#### [Box annotation data]
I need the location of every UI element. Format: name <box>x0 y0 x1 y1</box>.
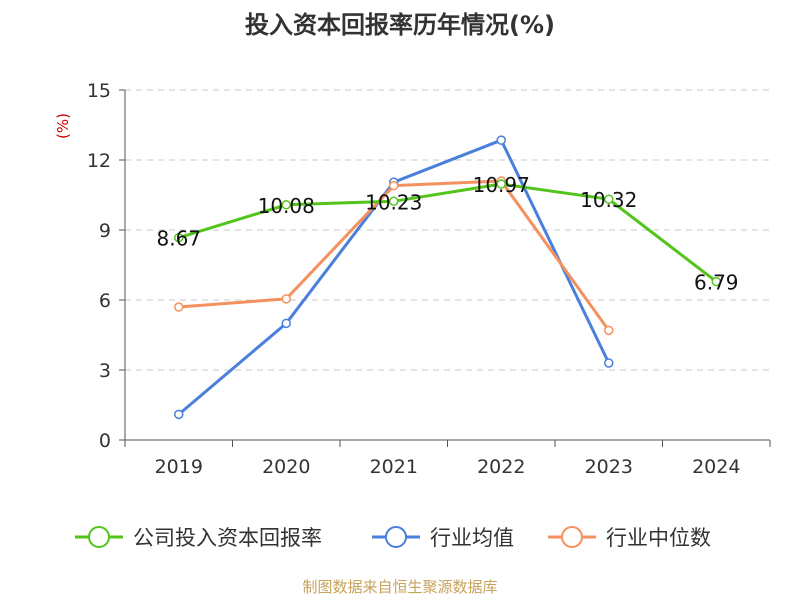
legend-label: 公司投入资本回报率 <box>133 526 322 550</box>
y-tick-label: 3 <box>99 360 111 382</box>
series-line-0 <box>178 182 718 283</box>
legend-marker <box>88 526 110 548</box>
x-tick-label: 2024 <box>692 456 740 478</box>
y-tick-label: 12 <box>87 150 111 172</box>
source-note: 制图数据来自恒生聚源数据库 <box>302 578 497 596</box>
data-label-layer: 8.67 10.08 10.23 10.97 10.32 6.79 <box>156 173 738 295</box>
data-label: 8.67 <box>156 227 201 251</box>
x-tick-label: 2023 <box>585 456 633 478</box>
y-tick-label: 0 <box>99 430 111 452</box>
chart-title: 投入资本回报率历年情况(%) <box>245 11 555 39</box>
data-point-2 <box>281 294 291 304</box>
data-point-0 <box>174 232 184 243</box>
series-layer <box>174 135 721 420</box>
grid-layer <box>125 89 770 371</box>
x-tick-label: 2022 <box>477 456 525 478</box>
legend-label: 行业中位数 <box>606 526 711 550</box>
data-label: 6.79 <box>694 271 739 295</box>
data-label: 10.32 <box>580 188 637 212</box>
data-point-0 <box>711 276 721 287</box>
data-point-0 <box>496 179 506 189</box>
legend: 公司投入资本回报率 行业均值 行业中位数 <box>75 526 711 550</box>
axis-layer: 0 3 6 9 12 15 2019 2020 2021 2022 2023 2024 <box>87 80 771 478</box>
data-point-0 <box>389 196 399 207</box>
y-tick-label: 9 <box>99 220 111 242</box>
y-tick-label: 15 <box>87 80 111 102</box>
data-point-1 <box>174 409 184 420</box>
x-tick-label: 2021 <box>370 456 418 478</box>
data-label: 10.23 <box>365 190 422 214</box>
x-tick-label: 2019 <box>155 456 203 478</box>
data-label: 10.97 <box>473 173 530 197</box>
data-label: 10.08 <box>258 194 315 218</box>
data-point-1 <box>281 318 291 329</box>
data-point-0 <box>281 200 291 210</box>
data-point-2 <box>389 180 399 191</box>
legend-marker <box>385 526 407 548</box>
y-tick-label: 6 <box>99 290 111 312</box>
data-point-2 <box>604 325 614 336</box>
data-point-0 <box>604 194 614 204</box>
y-axis-unit-label: (%) <box>54 113 72 139</box>
data-point-1 <box>604 358 614 368</box>
data-point-1 <box>496 135 506 145</box>
legend-marker <box>561 526 583 548</box>
legend-label: 行业均值 <box>430 526 514 550</box>
x-tick-label: 2020 <box>262 456 310 478</box>
data-point-2 <box>174 302 184 312</box>
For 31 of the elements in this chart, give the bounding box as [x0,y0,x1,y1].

#### [GIVEN INSTRUCTION]
Update the rows above by changing every "x-tick-label" to "x-axis-label" and keeping everything else the same, and leave the pictures out of your answer.

#### [TASK RESPONSE]
I need the location of every UI element. Format: name <box>x0 y0 x1 y1</box>.
legend-label: 公司投入资本回报率 <box>133 526 322 550</box>
y-tick-label: 3 <box>99 360 111 382</box>
series-line-0 <box>178 182 718 283</box>
legend-marker <box>88 526 110 548</box>
x-axis-label: 2024 <box>692 456 740 478</box>
y-tick-label: 12 <box>87 150 111 172</box>
source-note: 制图数据来自恒生聚源数据库 <box>302 578 497 596</box>
data-label-layer: 8.67 10.08 10.23 10.97 10.32 6.79 <box>156 173 738 295</box>
data-label: 8.67 <box>156 227 201 251</box>
x-axis-label: 2023 <box>585 456 633 478</box>
y-tick-label: 0 <box>99 430 111 452</box>
chart-title: 投入资本回报率历年情况(%) <box>245 11 555 39</box>
data-point-2 <box>281 294 291 304</box>
data-point-0 <box>174 232 184 243</box>
series-layer <box>174 135 721 420</box>
grid-layer <box>125 89 770 371</box>
x-axis-label: 2022 <box>477 456 525 478</box>
legend-label: 行业中位数 <box>606 526 711 550</box>
data-label: 6.79 <box>694 271 739 295</box>
data-label: 10.32 <box>580 188 637 212</box>
data-point-0 <box>711 276 721 287</box>
data-point-0 <box>496 179 506 189</box>
legend: 公司投入资本回报率 行业均值 行业中位数 <box>75 526 711 550</box>
axis-layer: 0 3 6 9 12 15 2019 2020 2021 2022 2023 2024 <box>87 80 771 478</box>
data-point-0 <box>389 196 399 207</box>
y-tick-label: 9 <box>99 220 111 242</box>
y-tick-label: 15 <box>87 80 111 102</box>
data-point-1 <box>174 409 184 420</box>
x-axis-label: 2021 <box>370 456 418 478</box>
data-label: 10.23 <box>365 190 422 214</box>
x-axis-label: 2019 <box>155 456 203 478</box>
data-label: 10.97 <box>473 173 530 197</box>
data-label: 10.08 <box>258 194 315 218</box>
data-point-1 <box>281 318 291 329</box>
data-point-0 <box>281 200 291 210</box>
data-point-2 <box>389 180 399 191</box>
legend-marker <box>385 526 407 548</box>
y-tick-label: 6 <box>99 290 111 312</box>
data-point-2 <box>604 325 614 336</box>
data-point-0 <box>604 194 614 204</box>
y-axis-unit-label: (%) <box>54 113 72 139</box>
data-point-1 <box>604 358 614 368</box>
data-point-1 <box>496 135 506 145</box>
legend-marker <box>561 526 583 548</box>
legend-label: 行业均值 <box>430 526 514 550</box>
x-axis-label: 2020 <box>262 456 310 478</box>
data-point-2 <box>174 302 184 312</box>
For 31 of the elements in this chart, give the bounding box as [x0,y0,x1,y1].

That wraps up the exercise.